* WHAT YOU NEED TO DO *
Omit the pictures from the entries below and retype everything else exactly.

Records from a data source
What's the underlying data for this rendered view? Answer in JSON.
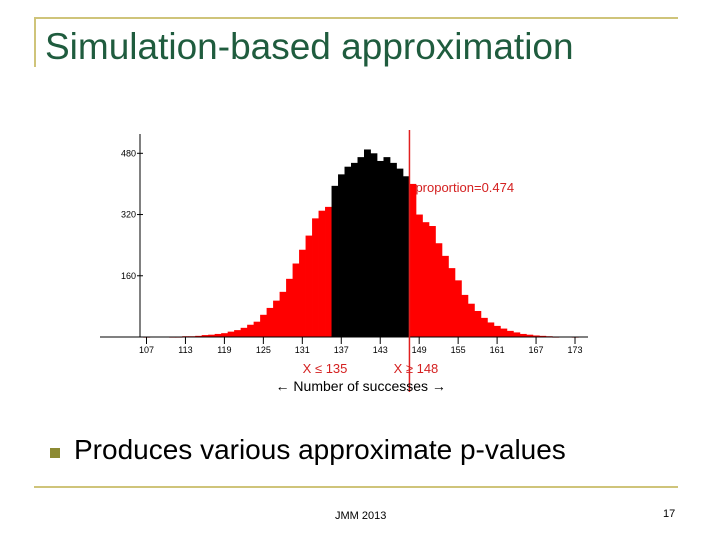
{
  "slide": {
    "title": "Simulation-based approximation",
    "bullet": "Produces various approximate p-values",
    "footer_center": "JMM 2013",
    "page_number": "17"
  },
  "chart_data": {
    "type": "bar",
    "x_ticks": [
      107,
      113,
      119,
      125,
      131,
      137,
      143,
      149,
      155,
      161,
      167,
      173
    ],
    "y_ticks": [
      480,
      320,
      160
    ],
    "y_tick_labels": [
      "480",
      "320",
      "160"
    ],
    "ylim": [
      0,
      520
    ],
    "xlim": [
      106,
      175
    ],
    "xlabel": "← Number of successes →",
    "annotation": "proportion=0.474",
    "left_tail_label": "X ≤ 135",
    "right_tail_label": "X ≥ 148",
    "cutoff_line_x": 148,
    "series": [
      {
        "x": [
          107,
          108,
          109,
          110,
          111,
          112,
          113,
          114,
          115,
          116,
          117,
          118,
          119,
          120,
          121,
          122,
          123,
          124,
          125,
          126,
          127,
          128,
          129,
          130,
          131,
          132,
          133,
          134,
          135,
          136,
          137,
          138,
          139,
          140,
          141,
          142,
          143,
          144,
          145,
          146,
          147,
          148,
          149,
          150,
          151,
          152,
          153,
          154,
          155,
          156,
          157,
          158,
          159,
          160,
          161,
          162,
          163,
          164,
          165,
          166,
          167,
          168,
          169,
          170,
          171,
          172,
          173
        ],
        "values": [
          1,
          0,
          0,
          0,
          1,
          1,
          2,
          2,
          3,
          5,
          6,
          8,
          10,
          14,
          18,
          24,
          32,
          40,
          58,
          76,
          95,
          118,
          152,
          192,
          228,
          265,
          310,
          330,
          340,
          395,
          425,
          445,
          455,
          470,
          490,
          480,
          460,
          470,
          455,
          440,
          420,
          400,
          320,
          300,
          290,
          245,
          212,
          180,
          148,
          110,
          87,
          68,
          50,
          38,
          29,
          22,
          16,
          12,
          8,
          6,
          4,
          3,
          2,
          1,
          0,
          0,
          1
        ],
        "colors": {
          "tail": "#ff0000",
          "middle": "#000000"
        }
      }
    ],
    "colors": {
      "annotation": "#d42020",
      "cutoff_line": "#e02020",
      "axis": "#000000"
    }
  }
}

* ANSWER TO THE PROBLEM *
What's the underlying data for this rendered view? Answer in JSON.
{
  "slide": {
    "title": "Simulation-based approximation",
    "bullet": "Produces various approximate p-values",
    "footer_center": "JMM 2013",
    "page_number": "17"
  },
  "chart_data": {
    "type": "bar",
    "x_ticks": [
      107,
      113,
      119,
      125,
      131,
      137,
      143,
      149,
      155,
      161,
      167,
      173
    ],
    "y_ticks": [
      480,
      320,
      160
    ],
    "y_tick_labels": [
      "480",
      "320",
      "160"
    ],
    "ylim": [
      0,
      520
    ],
    "xlim": [
      106,
      175
    ],
    "xlabel": "← Number of successes →",
    "annotation": "proportion=0.474",
    "left_tail_label": "X ≤ 135",
    "right_tail_label": "X ≥ 148",
    "cutoff_line_x": 148,
    "series": [
      {
        "x": [
          107,
          108,
          109,
          110,
          111,
          112,
          113,
          114,
          115,
          116,
          117,
          118,
          119,
          120,
          121,
          122,
          123,
          124,
          125,
          126,
          127,
          128,
          129,
          130,
          131,
          132,
          133,
          134,
          135,
          136,
          137,
          138,
          139,
          140,
          141,
          142,
          143,
          144,
          145,
          146,
          147,
          148,
          149,
          150,
          151,
          152,
          153,
          154,
          155,
          156,
          157,
          158,
          159,
          160,
          161,
          162,
          163,
          164,
          165,
          166,
          167,
          168,
          169,
          170,
          171,
          172,
          173
        ],
        "values": [
          1,
          0,
          0,
          0,
          1,
          1,
          2,
          2,
          3,
          5,
          6,
          8,
          10,
          14,
          18,
          24,
          32,
          40,
          58,
          76,
          95,
          118,
          152,
          192,
          228,
          265,
          310,
          330,
          340,
          395,
          425,
          445,
          455,
          470,
          490,
          480,
          460,
          470,
          455,
          440,
          420,
          400,
          320,
          300,
          290,
          245,
          212,
          180,
          148,
          110,
          87,
          68,
          50,
          38,
          29,
          22,
          16,
          12,
          8,
          6,
          4,
          3,
          2,
          1,
          0,
          0,
          1
        ],
        "colors": {
          "tail": "#ff0000",
          "middle": "#000000"
        }
      }
    ],
    "colors": {
      "annotation": "#d42020",
      "cutoff_line": "#e02020",
      "axis": "#000000"
    }
  }
}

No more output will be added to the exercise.